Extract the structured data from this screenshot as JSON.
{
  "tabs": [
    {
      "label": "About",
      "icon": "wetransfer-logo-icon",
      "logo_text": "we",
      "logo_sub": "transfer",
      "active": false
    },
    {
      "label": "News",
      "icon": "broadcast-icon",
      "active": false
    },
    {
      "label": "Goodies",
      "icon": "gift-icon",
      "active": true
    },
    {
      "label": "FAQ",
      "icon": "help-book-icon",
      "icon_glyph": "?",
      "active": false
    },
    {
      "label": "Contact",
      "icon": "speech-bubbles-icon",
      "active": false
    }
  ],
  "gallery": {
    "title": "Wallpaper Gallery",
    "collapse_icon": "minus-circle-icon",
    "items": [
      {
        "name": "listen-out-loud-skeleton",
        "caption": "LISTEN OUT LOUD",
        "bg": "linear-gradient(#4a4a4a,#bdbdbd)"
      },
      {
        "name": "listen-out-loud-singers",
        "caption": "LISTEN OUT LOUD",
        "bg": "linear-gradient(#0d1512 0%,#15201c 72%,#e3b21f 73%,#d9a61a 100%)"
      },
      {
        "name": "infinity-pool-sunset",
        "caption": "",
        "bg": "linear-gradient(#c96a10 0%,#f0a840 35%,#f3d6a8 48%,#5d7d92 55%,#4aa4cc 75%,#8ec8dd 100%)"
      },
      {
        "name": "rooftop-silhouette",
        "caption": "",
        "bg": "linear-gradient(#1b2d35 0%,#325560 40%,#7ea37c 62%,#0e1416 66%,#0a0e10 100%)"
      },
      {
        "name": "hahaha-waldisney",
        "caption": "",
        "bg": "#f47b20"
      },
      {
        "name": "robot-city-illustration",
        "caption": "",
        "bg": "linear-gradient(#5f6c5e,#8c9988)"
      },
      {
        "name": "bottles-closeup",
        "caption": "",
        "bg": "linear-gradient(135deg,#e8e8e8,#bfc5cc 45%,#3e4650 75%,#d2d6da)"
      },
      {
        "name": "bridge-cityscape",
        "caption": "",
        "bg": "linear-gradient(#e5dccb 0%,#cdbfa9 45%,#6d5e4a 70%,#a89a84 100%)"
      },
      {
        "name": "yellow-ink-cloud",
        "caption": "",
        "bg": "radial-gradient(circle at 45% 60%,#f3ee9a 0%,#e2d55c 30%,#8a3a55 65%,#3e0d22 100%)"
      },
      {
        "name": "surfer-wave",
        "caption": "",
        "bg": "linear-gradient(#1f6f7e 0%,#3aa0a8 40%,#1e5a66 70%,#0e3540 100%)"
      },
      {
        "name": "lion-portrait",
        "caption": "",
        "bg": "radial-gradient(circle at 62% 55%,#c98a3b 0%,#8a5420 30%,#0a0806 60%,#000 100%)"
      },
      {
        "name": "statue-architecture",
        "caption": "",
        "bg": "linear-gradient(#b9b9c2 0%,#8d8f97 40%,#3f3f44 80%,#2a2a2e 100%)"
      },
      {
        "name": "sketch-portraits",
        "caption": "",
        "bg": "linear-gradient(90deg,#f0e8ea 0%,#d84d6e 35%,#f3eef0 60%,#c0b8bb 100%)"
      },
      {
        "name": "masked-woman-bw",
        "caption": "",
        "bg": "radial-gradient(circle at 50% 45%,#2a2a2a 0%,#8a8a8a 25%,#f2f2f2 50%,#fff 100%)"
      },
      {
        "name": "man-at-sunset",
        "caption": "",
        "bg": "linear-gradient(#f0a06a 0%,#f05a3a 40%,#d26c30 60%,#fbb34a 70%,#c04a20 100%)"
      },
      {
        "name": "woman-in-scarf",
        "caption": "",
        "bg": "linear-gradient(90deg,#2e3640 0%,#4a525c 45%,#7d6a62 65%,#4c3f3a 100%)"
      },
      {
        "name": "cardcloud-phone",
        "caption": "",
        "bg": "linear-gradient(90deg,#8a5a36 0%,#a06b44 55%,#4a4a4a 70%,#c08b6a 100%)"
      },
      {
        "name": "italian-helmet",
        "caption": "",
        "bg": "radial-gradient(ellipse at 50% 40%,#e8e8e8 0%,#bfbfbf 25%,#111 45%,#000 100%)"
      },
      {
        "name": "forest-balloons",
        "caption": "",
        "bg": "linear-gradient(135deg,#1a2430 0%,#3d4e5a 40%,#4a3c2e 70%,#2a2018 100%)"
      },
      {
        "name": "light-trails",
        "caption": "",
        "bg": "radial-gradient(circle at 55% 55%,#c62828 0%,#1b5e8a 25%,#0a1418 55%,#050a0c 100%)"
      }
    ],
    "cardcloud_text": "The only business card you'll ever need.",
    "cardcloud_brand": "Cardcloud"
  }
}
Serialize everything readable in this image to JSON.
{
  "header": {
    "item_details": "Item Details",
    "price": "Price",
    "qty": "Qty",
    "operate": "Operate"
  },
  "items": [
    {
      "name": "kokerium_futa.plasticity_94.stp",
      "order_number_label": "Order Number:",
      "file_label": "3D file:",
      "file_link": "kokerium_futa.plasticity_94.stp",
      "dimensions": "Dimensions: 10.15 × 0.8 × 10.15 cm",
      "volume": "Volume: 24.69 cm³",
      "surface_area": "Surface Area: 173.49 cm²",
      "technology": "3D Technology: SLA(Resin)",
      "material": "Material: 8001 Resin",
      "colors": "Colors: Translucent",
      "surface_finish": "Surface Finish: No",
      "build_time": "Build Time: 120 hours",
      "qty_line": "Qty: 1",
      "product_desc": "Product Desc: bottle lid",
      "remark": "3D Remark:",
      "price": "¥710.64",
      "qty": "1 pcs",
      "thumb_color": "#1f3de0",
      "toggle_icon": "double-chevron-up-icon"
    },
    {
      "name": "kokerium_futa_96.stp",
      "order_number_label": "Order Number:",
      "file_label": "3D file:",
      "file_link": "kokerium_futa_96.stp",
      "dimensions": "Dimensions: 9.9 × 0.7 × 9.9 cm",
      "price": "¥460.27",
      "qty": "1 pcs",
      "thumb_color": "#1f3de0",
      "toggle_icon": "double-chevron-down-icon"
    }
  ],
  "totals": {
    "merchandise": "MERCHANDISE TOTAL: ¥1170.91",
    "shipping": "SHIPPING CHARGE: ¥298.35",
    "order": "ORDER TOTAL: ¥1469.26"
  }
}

# PROBLEM TO WORK ON
Find every line of the data that holds the string "price", then say how many there are and nothing else.

# EXERCISE ANSWER
3